Data in this exercise =
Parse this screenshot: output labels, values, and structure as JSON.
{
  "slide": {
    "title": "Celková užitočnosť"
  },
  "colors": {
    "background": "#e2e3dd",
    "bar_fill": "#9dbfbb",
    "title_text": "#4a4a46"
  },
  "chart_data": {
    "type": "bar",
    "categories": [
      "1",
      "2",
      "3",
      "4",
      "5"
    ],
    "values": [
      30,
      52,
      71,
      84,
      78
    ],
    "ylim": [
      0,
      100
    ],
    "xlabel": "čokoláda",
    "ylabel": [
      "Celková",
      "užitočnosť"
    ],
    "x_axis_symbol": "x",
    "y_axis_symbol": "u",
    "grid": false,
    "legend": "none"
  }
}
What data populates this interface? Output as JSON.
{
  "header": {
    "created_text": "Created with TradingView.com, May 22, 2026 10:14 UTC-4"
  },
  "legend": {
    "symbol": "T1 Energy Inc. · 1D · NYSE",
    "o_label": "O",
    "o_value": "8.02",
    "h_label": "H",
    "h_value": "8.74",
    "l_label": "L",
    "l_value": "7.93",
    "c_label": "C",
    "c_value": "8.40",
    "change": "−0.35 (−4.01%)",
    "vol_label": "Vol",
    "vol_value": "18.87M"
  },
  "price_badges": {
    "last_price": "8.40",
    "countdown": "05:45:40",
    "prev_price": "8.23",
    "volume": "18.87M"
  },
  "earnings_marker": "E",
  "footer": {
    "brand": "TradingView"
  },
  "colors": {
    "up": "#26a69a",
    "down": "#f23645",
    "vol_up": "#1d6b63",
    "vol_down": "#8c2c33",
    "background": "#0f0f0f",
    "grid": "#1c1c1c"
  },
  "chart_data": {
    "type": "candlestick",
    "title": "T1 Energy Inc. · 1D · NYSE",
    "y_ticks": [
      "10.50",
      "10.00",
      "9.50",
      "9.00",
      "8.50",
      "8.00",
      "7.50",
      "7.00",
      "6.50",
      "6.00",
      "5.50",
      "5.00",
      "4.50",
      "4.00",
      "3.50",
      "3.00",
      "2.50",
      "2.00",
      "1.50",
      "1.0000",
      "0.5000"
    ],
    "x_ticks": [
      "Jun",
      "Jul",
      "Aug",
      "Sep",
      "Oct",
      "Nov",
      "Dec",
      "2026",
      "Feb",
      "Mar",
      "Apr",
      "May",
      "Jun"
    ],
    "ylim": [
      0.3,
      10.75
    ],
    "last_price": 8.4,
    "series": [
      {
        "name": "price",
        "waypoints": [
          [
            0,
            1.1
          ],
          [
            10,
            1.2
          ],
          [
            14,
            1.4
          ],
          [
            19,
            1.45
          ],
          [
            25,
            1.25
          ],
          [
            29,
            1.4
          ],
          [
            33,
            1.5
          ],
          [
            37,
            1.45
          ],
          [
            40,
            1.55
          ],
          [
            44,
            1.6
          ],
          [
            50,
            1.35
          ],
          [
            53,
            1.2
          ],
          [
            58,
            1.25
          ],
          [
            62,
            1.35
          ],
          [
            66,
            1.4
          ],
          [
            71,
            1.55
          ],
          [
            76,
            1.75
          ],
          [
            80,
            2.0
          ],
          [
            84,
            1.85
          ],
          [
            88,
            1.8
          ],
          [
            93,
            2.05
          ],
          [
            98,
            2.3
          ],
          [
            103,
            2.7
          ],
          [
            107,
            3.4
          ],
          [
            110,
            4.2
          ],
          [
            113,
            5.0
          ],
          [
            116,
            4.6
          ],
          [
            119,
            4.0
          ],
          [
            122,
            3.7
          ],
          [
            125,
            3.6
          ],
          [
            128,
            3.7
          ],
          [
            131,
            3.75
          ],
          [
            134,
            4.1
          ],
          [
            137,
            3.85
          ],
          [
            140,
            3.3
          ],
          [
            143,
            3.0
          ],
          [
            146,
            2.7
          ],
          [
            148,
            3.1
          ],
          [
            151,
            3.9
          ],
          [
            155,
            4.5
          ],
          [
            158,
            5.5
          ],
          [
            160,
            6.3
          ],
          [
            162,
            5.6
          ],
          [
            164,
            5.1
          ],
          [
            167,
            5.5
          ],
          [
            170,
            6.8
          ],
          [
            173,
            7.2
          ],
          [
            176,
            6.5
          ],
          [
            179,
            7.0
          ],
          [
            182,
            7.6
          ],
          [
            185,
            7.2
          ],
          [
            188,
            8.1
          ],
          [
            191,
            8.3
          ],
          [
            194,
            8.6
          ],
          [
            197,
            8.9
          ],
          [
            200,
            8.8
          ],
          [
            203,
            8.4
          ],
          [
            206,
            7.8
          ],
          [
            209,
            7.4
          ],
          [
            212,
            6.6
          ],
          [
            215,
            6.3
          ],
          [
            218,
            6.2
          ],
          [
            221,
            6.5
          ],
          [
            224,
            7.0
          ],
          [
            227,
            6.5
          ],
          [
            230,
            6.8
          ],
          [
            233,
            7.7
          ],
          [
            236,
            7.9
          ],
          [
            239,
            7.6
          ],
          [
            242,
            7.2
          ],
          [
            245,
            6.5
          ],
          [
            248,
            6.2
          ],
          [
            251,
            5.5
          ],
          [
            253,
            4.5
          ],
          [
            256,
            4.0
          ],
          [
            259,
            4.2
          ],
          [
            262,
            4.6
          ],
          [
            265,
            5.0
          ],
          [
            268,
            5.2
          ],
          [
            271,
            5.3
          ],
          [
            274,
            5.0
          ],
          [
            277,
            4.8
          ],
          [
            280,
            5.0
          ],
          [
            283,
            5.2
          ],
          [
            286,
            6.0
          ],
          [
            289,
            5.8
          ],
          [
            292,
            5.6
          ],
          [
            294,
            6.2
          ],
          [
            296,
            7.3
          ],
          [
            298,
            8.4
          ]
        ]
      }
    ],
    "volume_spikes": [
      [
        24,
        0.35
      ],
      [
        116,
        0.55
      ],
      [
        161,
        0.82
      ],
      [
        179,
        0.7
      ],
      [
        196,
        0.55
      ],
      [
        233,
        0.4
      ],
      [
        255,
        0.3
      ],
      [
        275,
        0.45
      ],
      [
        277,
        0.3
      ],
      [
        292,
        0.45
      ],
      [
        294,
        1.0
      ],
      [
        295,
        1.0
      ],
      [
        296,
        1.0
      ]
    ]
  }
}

Exercise directions =
Identify how many lines in the entries above contain the word "JSON" and provide only that figure.

Problem solution =
2